## Written request
Pick out the lines below that include the string "View".

## Exercise material
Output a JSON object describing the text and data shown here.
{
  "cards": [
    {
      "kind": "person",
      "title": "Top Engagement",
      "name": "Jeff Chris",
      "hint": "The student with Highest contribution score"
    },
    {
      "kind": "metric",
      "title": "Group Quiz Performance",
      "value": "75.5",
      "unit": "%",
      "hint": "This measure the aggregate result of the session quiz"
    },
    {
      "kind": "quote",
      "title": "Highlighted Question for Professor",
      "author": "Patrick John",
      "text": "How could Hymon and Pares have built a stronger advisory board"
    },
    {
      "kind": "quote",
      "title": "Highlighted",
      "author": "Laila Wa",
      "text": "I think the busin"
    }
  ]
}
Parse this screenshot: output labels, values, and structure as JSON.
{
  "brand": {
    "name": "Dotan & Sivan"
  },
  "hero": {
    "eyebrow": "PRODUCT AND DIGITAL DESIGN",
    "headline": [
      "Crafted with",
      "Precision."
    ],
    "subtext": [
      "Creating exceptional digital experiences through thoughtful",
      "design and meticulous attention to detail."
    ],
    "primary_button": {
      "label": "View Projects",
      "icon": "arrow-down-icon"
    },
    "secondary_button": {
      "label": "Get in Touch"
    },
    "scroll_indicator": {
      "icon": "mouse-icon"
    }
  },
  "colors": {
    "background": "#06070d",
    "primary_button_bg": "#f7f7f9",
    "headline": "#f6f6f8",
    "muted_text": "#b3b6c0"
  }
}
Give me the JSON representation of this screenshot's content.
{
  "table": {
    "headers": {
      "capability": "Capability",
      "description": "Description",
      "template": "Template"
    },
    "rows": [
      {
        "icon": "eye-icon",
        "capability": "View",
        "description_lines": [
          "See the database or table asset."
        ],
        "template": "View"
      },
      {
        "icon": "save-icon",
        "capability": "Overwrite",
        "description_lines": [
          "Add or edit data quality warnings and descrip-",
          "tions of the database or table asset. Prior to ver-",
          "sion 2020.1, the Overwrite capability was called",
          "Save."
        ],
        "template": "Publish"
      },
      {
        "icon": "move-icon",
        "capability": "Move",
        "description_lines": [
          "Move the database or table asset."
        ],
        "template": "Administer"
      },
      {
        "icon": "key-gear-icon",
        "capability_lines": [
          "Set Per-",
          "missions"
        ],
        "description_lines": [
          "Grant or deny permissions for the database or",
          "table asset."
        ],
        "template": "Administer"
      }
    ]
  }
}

## Answer to this task
      "label": "View Projects",
        "capability": "View",
        "template": "View"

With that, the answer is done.